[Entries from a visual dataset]
** Start **
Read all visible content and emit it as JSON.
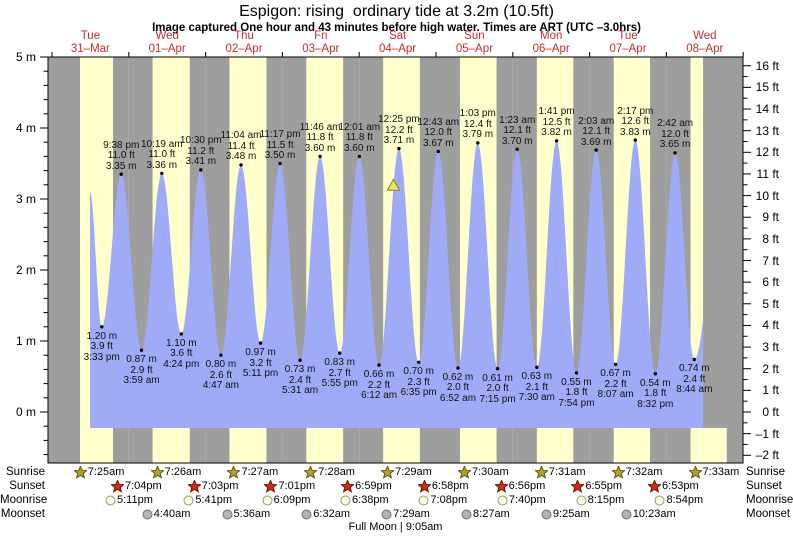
{
  "title": "Espigon: rising  ordinary tide at 3.2m (10.5ft)",
  "subtitle": "Image captured One hour and 43 minutes before high water. Times are ART (UTC –3.0hrs)",
  "row_labels": {
    "sunrise": "Sunrise",
    "sunset": "Sunset",
    "moonrise": "Moonrise",
    "moonset": "Moonset"
  },
  "chart_data": {
    "type": "area",
    "title": "Espigon: rising  ordinary tide at 3.2m (10.5ft)",
    "ylabel_left": "meters",
    "ylabel_right": "feet",
    "ylim_m": [
      -0.72,
      5.0
    ],
    "grid": false,
    "days": [
      {
        "name": "Tue",
        "date": "31–Mar"
      },
      {
        "name": "Wed",
        "date": "01–Apr"
      },
      {
        "name": "Thu",
        "date": "02–Apr"
      },
      {
        "name": "Fri",
        "date": "03–Apr"
      },
      {
        "name": "Sat",
        "date": "04–Apr"
      },
      {
        "name": "Sun",
        "date": "05–Apr"
      },
      {
        "name": "Mon",
        "date": "06–Apr"
      },
      {
        "name": "Tue",
        "date": "07–Apr"
      },
      {
        "name": "Wed",
        "date": "08–Apr"
      }
    ],
    "y_axis_left_ticks": [
      [
        "5 m",
        5
      ],
      [
        "4 m",
        4
      ],
      [
        "3 m",
        3
      ],
      [
        "2 m",
        2
      ],
      [
        "1 m",
        1
      ],
      [
        "0 m",
        0
      ]
    ],
    "y_axis_right_ticks": [
      [
        "16 ft",
        16
      ],
      [
        "15 ft",
        15
      ],
      [
        "14 ft",
        14
      ],
      [
        "13 ft",
        13
      ],
      [
        "12 ft",
        12
      ],
      [
        "11 ft",
        11
      ],
      [
        "10 ft",
        10
      ],
      [
        "9 ft",
        9
      ],
      [
        "8 ft",
        8
      ],
      [
        "7 ft",
        7
      ],
      [
        "6 ft",
        6
      ],
      [
        "5 ft",
        5
      ],
      [
        "4 ft",
        4
      ],
      [
        "3 ft",
        3
      ],
      [
        "2 ft",
        2
      ],
      [
        "1 ft",
        1
      ],
      [
        "0 ft",
        0
      ],
      [
        "–1 ft",
        -1
      ],
      [
        "–2 ft",
        -2
      ]
    ],
    "highs": [
      {
        "day": 0,
        "time": "9:38 pm",
        "ft": "11.0 ft",
        "m": "3.35 m"
      },
      {
        "day": 1,
        "time": "10:19 am",
        "ft": "11.0 ft",
        "m": "3.36 m"
      },
      {
        "day": 1,
        "time": "10:30 pm",
        "ft": "11.2 ft",
        "m": "3.41 m"
      },
      {
        "day": 2,
        "time": "11:04 am",
        "ft": "11.4 ft",
        "m": "3.48 m"
      },
      {
        "day": 2,
        "time": "11:17 pm",
        "ft": "11.5 ft",
        "m": "3.50 m"
      },
      {
        "day": 3,
        "time": "11:46 am",
        "ft": "11.8 ft",
        "m": "3.60 m"
      },
      {
        "day": 4,
        "time": "12:01 am",
        "ft": "11.8 ft",
        "m": "3.60 m"
      },
      {
        "day": 4,
        "time": "12:25 pm",
        "ft": "12.2 ft",
        "m": "3.71 m"
      },
      {
        "day": 5,
        "time": "12:43 am",
        "ft": "12.0 ft",
        "m": "3.67 m"
      },
      {
        "day": 5,
        "time": "1:03 pm",
        "ft": "12.4 ft",
        "m": "3.79 m"
      },
      {
        "day": 6,
        "time": "1:23 am",
        "ft": "12.1 ft",
        "m": "3.70 m"
      },
      {
        "day": 6,
        "time": "1:41 pm",
        "ft": "12.5 ft",
        "m": "3.82 m"
      },
      {
        "day": 7,
        "time": "2:03 am",
        "ft": "12.1 ft",
        "m": "3.69 m"
      },
      {
        "day": 7,
        "time": "2:17 pm",
        "ft": "12.6 ft",
        "m": "3.83 m"
      },
      {
        "day": 8,
        "time": "2:42 am",
        "ft": "12.0 ft",
        "m": "3.65 m"
      }
    ],
    "lows": [
      {
        "day": 0,
        "time": "3:33 pm",
        "ft": "3.9 ft",
        "m": "1.20 m"
      },
      {
        "day": 1,
        "time": "3:59 am",
        "ft": "2.9 ft",
        "m": "0.87 m"
      },
      {
        "day": 1,
        "time": "4:24 pm",
        "ft": "3.6 ft",
        "m": "1.10 m"
      },
      {
        "day": 2,
        "time": "4:47 am",
        "ft": "2.6 ft",
        "m": "0.80 m"
      },
      {
        "day": 2,
        "time": "5:11 pm",
        "ft": "3.2 ft",
        "m": "0.97 m"
      },
      {
        "day": 3,
        "time": "5:31 am",
        "ft": "2.4 ft",
        "m": "0.73 m"
      },
      {
        "day": 3,
        "time": "5:55 pm",
        "ft": "2.7 ft",
        "m": "0.83 m"
      },
      {
        "day": 4,
        "time": "6:12 am",
        "ft": "2.2 ft",
        "m": "0.66 m"
      },
      {
        "day": 4,
        "time": "6:35 pm",
        "ft": "2.3 ft",
        "m": "0.70 m"
      },
      {
        "day": 5,
        "time": "6:52 am",
        "ft": "2.0 ft",
        "m": "0.62 m"
      },
      {
        "day": 5,
        "time": "7:15 pm",
        "ft": "2.0 ft",
        "m": "0.61 m"
      },
      {
        "day": 6,
        "time": "7:30 am",
        "ft": "2.1 ft",
        "m": "0.63 m"
      },
      {
        "day": 6,
        "time": "7:54 pm",
        "ft": "1.8 ft",
        "m": "0.55 m"
      },
      {
        "day": 7,
        "time": "8:07 am",
        "ft": "2.2 ft",
        "m": "0.67 m"
      },
      {
        "day": 7,
        "time": "8:32 pm",
        "ft": "1.8 ft",
        "m": "0.54 m"
      },
      {
        "day": 8,
        "time": "8:44 am",
        "ft": "2.4 ft",
        "m": "0.74 m"
      }
    ],
    "sun_moon": {
      "sunrise": [
        {
          "day": 0,
          "time": "7:25am"
        },
        {
          "day": 1,
          "time": "7:26am"
        },
        {
          "day": 2,
          "time": "7:27am"
        },
        {
          "day": 3,
          "time": "7:28am"
        },
        {
          "day": 4,
          "time": "7:29am"
        },
        {
          "day": 5,
          "time": "7:30am"
        },
        {
          "day": 6,
          "time": "7:31am"
        },
        {
          "day": 7,
          "time": "7:32am"
        },
        {
          "day": 8,
          "time": "7:33am"
        }
      ],
      "sunset": [
        {
          "day": 0,
          "time": "7:04pm"
        },
        {
          "day": 1,
          "time": "7:03pm"
        },
        {
          "day": 2,
          "time": "7:01pm"
        },
        {
          "day": 3,
          "time": "6:59pm"
        },
        {
          "day": 4,
          "time": "6:58pm"
        },
        {
          "day": 5,
          "time": "6:56pm"
        },
        {
          "day": 6,
          "time": "6:55pm"
        },
        {
          "day": 7,
          "time": "6:53pm"
        }
      ],
      "moonrise": [
        {
          "day": 0,
          "time": "5:11pm"
        },
        {
          "day": 1,
          "time": "5:41pm"
        },
        {
          "day": 2,
          "time": "6:09pm"
        },
        {
          "day": 3,
          "time": "6:38pm"
        },
        {
          "day": 4,
          "time": "7:08pm"
        },
        {
          "day": 5,
          "time": "7:40pm"
        },
        {
          "day": 6,
          "time": "8:15pm"
        },
        {
          "day": 7,
          "time": "8:54pm"
        }
      ],
      "moonset": [
        {
          "day": 1,
          "time": "4:40am"
        },
        {
          "day": 2,
          "time": "5:36am"
        },
        {
          "day": 3,
          "time": "6:32am"
        },
        {
          "day": 4,
          "time": "7:29am"
        },
        {
          "day": 5,
          "time": "8:27am"
        },
        {
          "day": 6,
          "time": "9:25am"
        },
        {
          "day": 7,
          "time": "10:23am"
        }
      ]
    },
    "full_moon_note": "Full Moon | 9:05am",
    "marker": {
      "level_m": 3.2,
      "minutes_before_high": 103,
      "ref_high_time": "12:25 pm",
      "ref_high_day": 4
    },
    "colors": {
      "night_band": "#9e9e9e",
      "day_band": "#ffffcc",
      "tide_fill": "#a0abf7",
      "date_text": "#c03030",
      "annotation_text": "#111111",
      "sunrise_icon": "#b2a42e",
      "sunset_icon": "#d42a12",
      "moonrise_icon": "#ffffd8",
      "moonset_icon": "#b4b4b4",
      "marker_fill": "#e9e85a"
    }
  }
}
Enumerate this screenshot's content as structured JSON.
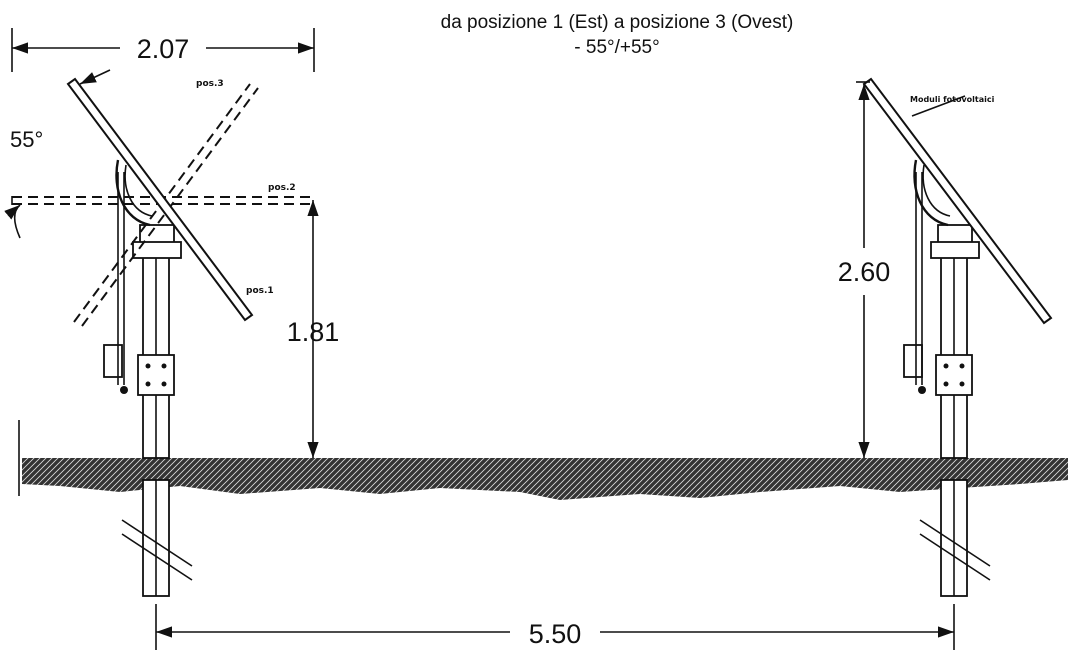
{
  "title": {
    "line1": "da posizione 1 (Est) a posizione 3 (Ovest)",
    "line2": "- 55°/+55°"
  },
  "dimensions": {
    "panel_width": "2.07",
    "angle": "55°",
    "pivot_height": "1.81",
    "max_height": "2.60",
    "row_spacing": "5.50"
  },
  "position_labels": {
    "pos1": "pos.1",
    "pos2": "pos.2",
    "pos3": "pos.3"
  },
  "module_label": "Moduli fotovoltaici"
}
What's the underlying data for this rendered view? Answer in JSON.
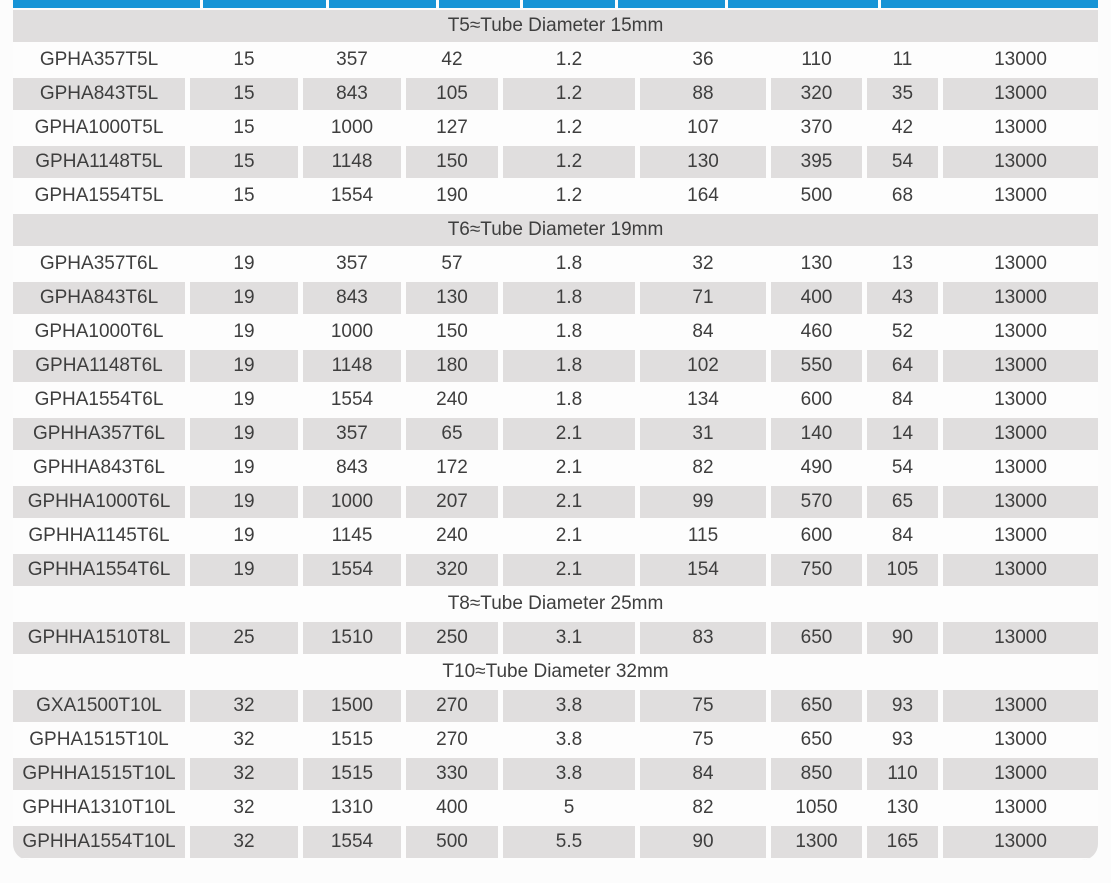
{
  "colors": {
    "header_blue": "#1794d6",
    "row_gray": "#e0dede",
    "row_white": "#fdfdfd",
    "text_color": "#3e3e3e",
    "page_bg": "#fcfcfc"
  },
  "table": {
    "sections": [
      {
        "title": "T5≈Tube Diameter 15mm",
        "rows": [
          [
            "GPHA357T5L",
            "15",
            "357",
            "42",
            "1.2",
            "36",
            "110",
            "11",
            "13000"
          ],
          [
            "GPHA843T5L",
            "15",
            "843",
            "105",
            "1.2",
            "88",
            "320",
            "35",
            "13000"
          ],
          [
            "GPHA1000T5L",
            "15",
            "1000",
            "127",
            "1.2",
            "107",
            "370",
            "42",
            "13000"
          ],
          [
            "GPHA1148T5L",
            "15",
            "1148",
            "150",
            "1.2",
            "130",
            "395",
            "54",
            "13000"
          ],
          [
            "GPHA1554T5L",
            "15",
            "1554",
            "190",
            "1.2",
            "164",
            "500",
            "68",
            "13000"
          ]
        ]
      },
      {
        "title": "T6≈Tube Diameter 19mm",
        "rows": [
          [
            "GPHA357T6L",
            "19",
            "357",
            "57",
            "1.8",
            "32",
            "130",
            "13",
            "13000"
          ],
          [
            "GPHA843T6L",
            "19",
            "843",
            "130",
            "1.8",
            "71",
            "400",
            "43",
            "13000"
          ],
          [
            "GPHA1000T6L",
            "19",
            "1000",
            "150",
            "1.8",
            "84",
            "460",
            "52",
            "13000"
          ],
          [
            "GPHA1148T6L",
            "19",
            "1148",
            "180",
            "1.8",
            "102",
            "550",
            "64",
            "13000"
          ],
          [
            "GPHA1554T6L",
            "19",
            "1554",
            "240",
            "1.8",
            "134",
            "600",
            "84",
            "13000"
          ],
          [
            "GPHHA357T6L",
            "19",
            "357",
            "65",
            "2.1",
            "31",
            "140",
            "14",
            "13000"
          ],
          [
            "GPHHA843T6L",
            "19",
            "843",
            "172",
            "2.1",
            "82",
            "490",
            "54",
            "13000"
          ],
          [
            "GPHHA1000T6L",
            "19",
            "1000",
            "207",
            "2.1",
            "99",
            "570",
            "65",
            "13000"
          ],
          [
            "GPHHA1145T6L",
            "19",
            "1145",
            "240",
            "2.1",
            "115",
            "600",
            "84",
            "13000"
          ],
          [
            "GPHHA1554T6L",
            "19",
            "1554",
            "320",
            "2.1",
            "154",
            "750",
            "105",
            "13000"
          ]
        ]
      },
      {
        "title": "T8≈Tube Diameter 25mm",
        "rows": [
          [
            "GPHHA1510T8L",
            "25",
            "1510",
            "250",
            "3.1",
            "83",
            "650",
            "90",
            "13000"
          ]
        ]
      },
      {
        "title": "T10≈Tube Diameter 32mm",
        "rows": [
          [
            "GXA1500T10L",
            "32",
            "1500",
            "270",
            "3.8",
            "75",
            "650",
            "93",
            "13000"
          ],
          [
            "GPHA1515T10L",
            "32",
            "1515",
            "270",
            "3.8",
            "75",
            "650",
            "93",
            "13000"
          ],
          [
            "GPHHA1515T10L",
            "32",
            "1515",
            "330",
            "3.8",
            "84",
            "850",
            "110",
            "13000"
          ],
          [
            "GPHHA1310T10L",
            "32",
            "1310",
            "400",
            "5",
            "82",
            "1050",
            "130",
            "13000"
          ],
          [
            "GPHHA1554T10L",
            "32",
            "1554",
            "500",
            "5.5",
            "90",
            "1300",
            "165",
            "13000"
          ]
        ]
      }
    ]
  }
}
** End **
## Written problem
Find the word "Tube" in the data and copy out each line where it turns up.

## The response
        "title": "T5≈Tube Diameter 15mm",
        "title": "T6≈Tube Diameter 19mm",
        "title": "T8≈Tube Diameter 25mm",
        "title": "T10≈Tube Diameter 32mm",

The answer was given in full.